▸ **Goal**: From the records, pick out and copy each line containing "icon".

Dataset items:
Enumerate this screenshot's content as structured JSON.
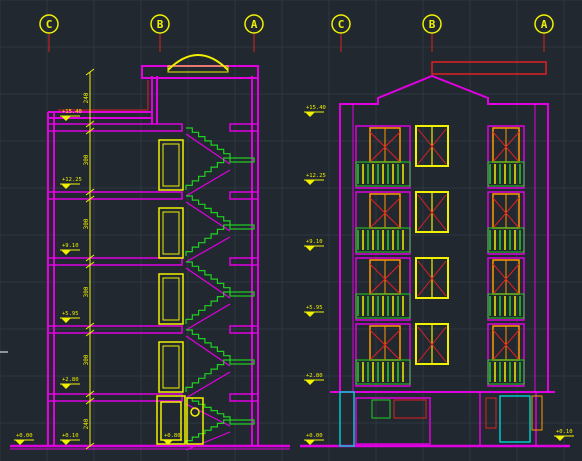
{
  "drawing": {
    "grid_color": "#2d3742",
    "background": "#212830",
    "colors": {
      "magenta": "#e000e0",
      "yellow": "#f0f000",
      "red": "#e02020",
      "green": "#20d020",
      "cyan": "#00c8c8",
      "white": "#ffffff",
      "orange": "#ff9900"
    }
  },
  "section": {
    "axis_labels": [
      "C",
      "B",
      "A"
    ],
    "level_marks": [
      "+15.40",
      "+12.25",
      "+9.10",
      "+5.95",
      "+2.80",
      "+0.00",
      "+0.10",
      "+0.80"
    ],
    "dims": [
      "240",
      "300",
      "310",
      "300",
      "315",
      "300",
      "315",
      "300",
      "315",
      "300",
      "240"
    ],
    "icon": "section-drawing"
  },
  "elevation": {
    "axis_labels": [
      "C",
      "B",
      "A"
    ],
    "level_marks": [
      "+15.40",
      "+12.25",
      "+9.10",
      "+5.95",
      "+2.80",
      "+0.10",
      "+0.00"
    ],
    "icon": "front-elevation-drawing"
  }
}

▸ **Answer to the exercise**:
    "icon": "section-drawing"
    "icon": "front-elevation-drawing"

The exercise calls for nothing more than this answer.